REQUEST: Copy every line from the data below in which the string "regarding" can be found.

DATA LISTING:
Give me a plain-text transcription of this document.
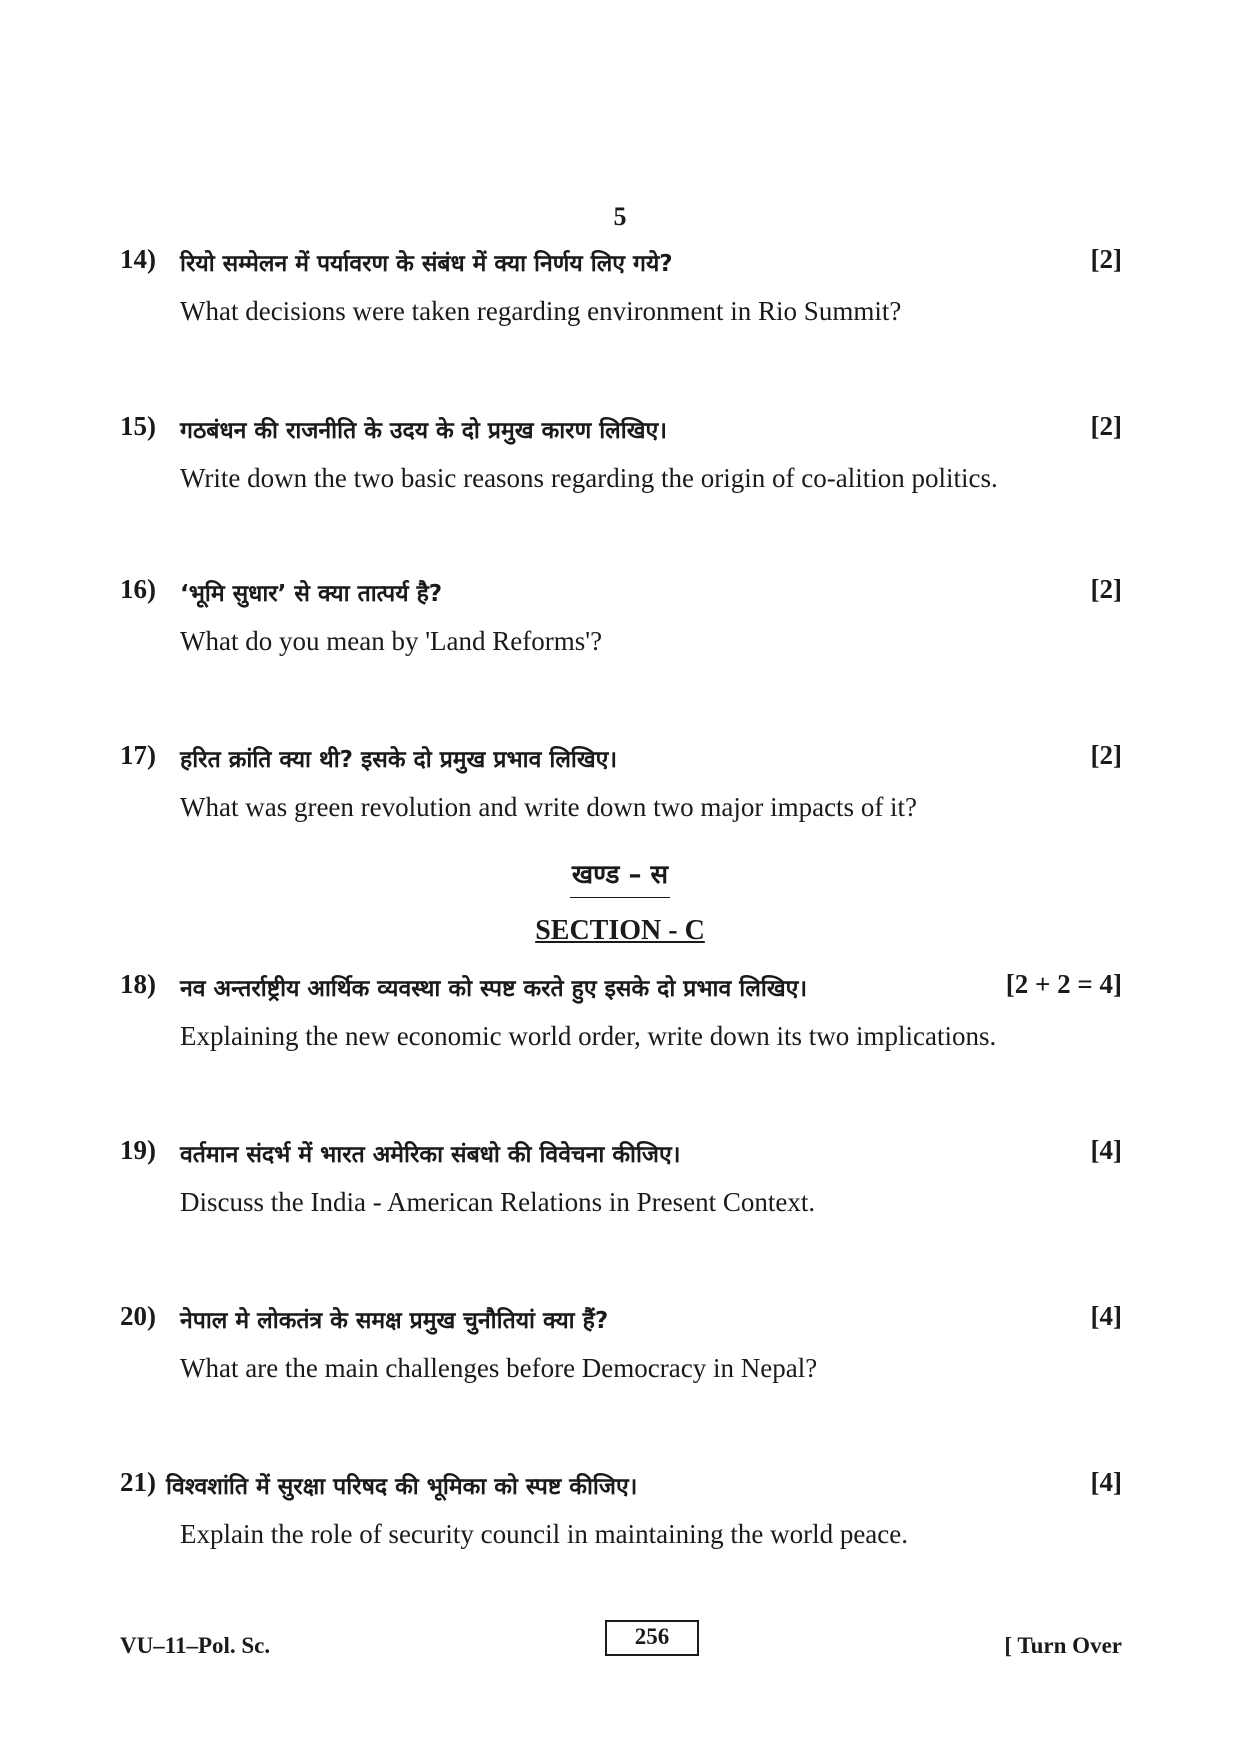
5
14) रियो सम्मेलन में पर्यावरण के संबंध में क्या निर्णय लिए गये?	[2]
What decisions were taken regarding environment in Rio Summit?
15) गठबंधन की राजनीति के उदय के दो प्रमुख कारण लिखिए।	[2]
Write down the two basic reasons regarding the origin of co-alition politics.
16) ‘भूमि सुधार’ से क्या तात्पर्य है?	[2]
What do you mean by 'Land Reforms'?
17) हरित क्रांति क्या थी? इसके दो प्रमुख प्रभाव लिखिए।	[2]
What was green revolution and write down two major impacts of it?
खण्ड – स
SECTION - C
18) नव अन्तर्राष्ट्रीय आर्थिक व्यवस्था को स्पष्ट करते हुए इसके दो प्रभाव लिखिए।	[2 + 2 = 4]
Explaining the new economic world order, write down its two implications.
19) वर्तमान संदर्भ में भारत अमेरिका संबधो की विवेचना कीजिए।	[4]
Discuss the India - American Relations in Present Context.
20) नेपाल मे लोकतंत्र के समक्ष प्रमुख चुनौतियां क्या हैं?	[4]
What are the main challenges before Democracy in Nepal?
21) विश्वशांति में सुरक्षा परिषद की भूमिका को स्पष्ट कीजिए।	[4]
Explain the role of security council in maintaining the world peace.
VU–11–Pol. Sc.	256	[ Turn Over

TASK RESULT:
What decisions were taken regarding environment in Rio Summit?
Write down the two basic reasons regarding the origin of co-alition politics.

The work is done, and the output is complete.